→ **Written problem**: The records should be written out in full, with nothing altered.

**** Dataset excerpts ****

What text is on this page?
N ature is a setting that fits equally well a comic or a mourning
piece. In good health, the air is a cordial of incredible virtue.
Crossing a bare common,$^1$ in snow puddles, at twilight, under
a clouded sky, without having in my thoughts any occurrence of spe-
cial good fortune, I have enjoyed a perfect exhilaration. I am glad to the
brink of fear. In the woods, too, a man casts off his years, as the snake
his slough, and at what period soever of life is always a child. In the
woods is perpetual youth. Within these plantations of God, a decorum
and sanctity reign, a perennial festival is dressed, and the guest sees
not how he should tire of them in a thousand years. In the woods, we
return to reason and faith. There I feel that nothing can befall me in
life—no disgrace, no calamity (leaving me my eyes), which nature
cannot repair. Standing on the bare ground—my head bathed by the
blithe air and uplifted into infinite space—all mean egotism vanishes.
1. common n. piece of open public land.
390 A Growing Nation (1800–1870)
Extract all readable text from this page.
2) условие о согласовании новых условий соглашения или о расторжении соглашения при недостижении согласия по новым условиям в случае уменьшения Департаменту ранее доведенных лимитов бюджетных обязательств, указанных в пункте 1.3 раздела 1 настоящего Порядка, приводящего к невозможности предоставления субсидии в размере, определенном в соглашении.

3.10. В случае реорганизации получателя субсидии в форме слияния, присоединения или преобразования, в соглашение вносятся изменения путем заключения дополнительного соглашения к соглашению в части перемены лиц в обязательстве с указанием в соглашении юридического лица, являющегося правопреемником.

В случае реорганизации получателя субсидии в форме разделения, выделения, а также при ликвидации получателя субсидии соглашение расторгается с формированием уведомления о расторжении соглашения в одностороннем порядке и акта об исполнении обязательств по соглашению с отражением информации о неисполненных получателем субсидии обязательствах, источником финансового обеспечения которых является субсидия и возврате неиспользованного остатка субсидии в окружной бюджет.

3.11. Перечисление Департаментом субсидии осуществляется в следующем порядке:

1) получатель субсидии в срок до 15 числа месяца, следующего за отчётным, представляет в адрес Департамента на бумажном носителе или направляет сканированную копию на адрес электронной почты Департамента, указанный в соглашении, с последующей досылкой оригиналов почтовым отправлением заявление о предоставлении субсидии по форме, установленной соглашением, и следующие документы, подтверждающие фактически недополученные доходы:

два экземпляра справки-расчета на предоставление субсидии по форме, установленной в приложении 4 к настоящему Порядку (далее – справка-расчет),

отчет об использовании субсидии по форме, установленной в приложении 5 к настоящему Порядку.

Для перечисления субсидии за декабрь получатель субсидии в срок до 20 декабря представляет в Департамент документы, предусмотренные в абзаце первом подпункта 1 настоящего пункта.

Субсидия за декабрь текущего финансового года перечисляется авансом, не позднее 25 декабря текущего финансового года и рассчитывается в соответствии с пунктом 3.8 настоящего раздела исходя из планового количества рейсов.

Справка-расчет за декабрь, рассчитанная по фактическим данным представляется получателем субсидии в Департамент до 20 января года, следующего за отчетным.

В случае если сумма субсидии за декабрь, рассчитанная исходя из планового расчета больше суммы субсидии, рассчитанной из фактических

****

→ **Response for this exercise**:
What text is on this page?
N ature is a setting that fits equally well a comic or a mourning
piece. In good health, the air is a cordial of incredible virtue.
Crossing a bare common,$^1$ in snow puddles, at twilight, under
a clouded sky, without having in my thoughts any occurrence of spe-
cial good fortune, I have enjoyed a perfect exhilaration. I am glad to the
brink of fear. In the woods, too, a man casts off his years, as the snake
his slough, and at what period soever of life is always a child. In the
woods is perpetual youth. Within these plantations of God, a decorum
and sanctity reign, a perennial festival is dressed, and the guest sees
not how he should tire of them in a thousand years. In the woods, we
return to reason and faith. There I feel that nothing can befall me in
life—no disgrace, no calamity (leaving me my eyes), which nature
cannot repair. Standing on the bare ground—my head bathed by the
blithe air and uplifted into infinite space—all mean egotism vanishes.
1. common n. piece of open public land.
390 A Growing Nation (1800–1870)
Extract all readable text from this page.
2) условие о согласовании новых условий соглашения или о расторжении соглашения при недостижении согласия по новым условиям в случае уменьшения Департаменту ранее доведенных лимитов бюджетных обязательств, указанных в пункте 1.3 раздела 1 настоящего Порядка, приводящего к невозможности предоставления субсидии в размере, определенном в соглашении.

3.10. В случае реорганизации получателя субсидии в форме слияния, присоединения или преобразования, в соглашение вносятся изменения путем заключения дополнительного соглашения к соглашению в части перемены лиц в обязательстве с указанием в соглашении юридического лица, являющегося правопреемником.

В случае реорганизации получателя субсидии в форме разделения, выделения, а также при ликвидации получателя субсидии соглашение расторгается с формированием уведомления о расторжении соглашения в одностороннем порядке и акта об исполнении обязательств по соглашению с отражением информации о неисполненных получателем субсидии обязательствах, источником финансового обеспечения которых является субсидия и возврате неиспользованного остатка субсидии в окружной бюджет.

3.11. Перечисление Департаментом субсидии осуществляется в следующем порядке:

1) получатель субсидии в срок до 15 числа месяца, следующего за отчётным, представляет в адрес Департамента на бумажном носителе или направляет сканированную копию на адрес электронной почты Департамента, указанный в соглашении, с последующей досылкой оригиналов почтовым отправлением заявление о предоставлении субсидии по форме, установленной соглашением, и следующие документы, подтверждающие фактически недополученные доходы:

два экземпляра справки-расчета на предоставление субсидии по форме, установленной в приложении 4 к настоящему Порядку (далее – справка-расчет),

отчет об использовании субсидии по форме, установленной в приложении 5 к настоящему Порядку.

Для перечисления субсидии за декабрь получатель субсидии в срок до 20 декабря представляет в Департамент документы, предусмотренные в абзаце первом подпункта 1 настоящего пункта.

Субсидия за декабрь текущего финансового года перечисляется авансом, не позднее 25 декабря текущего финансового года и рассчитывается в соответствии с пунктом 3.8 настоящего раздела исходя из планового количества рейсов.

Справка-расчет за декабрь, рассчитанная по фактическим данным представляется получателем субсидии в Департамент до 20 января года, следующего за отчетным.

В случае если сумма субсидии за декабрь, рассчитанная исходя из планового расчета больше суммы субсидии, рассчитанной из фактических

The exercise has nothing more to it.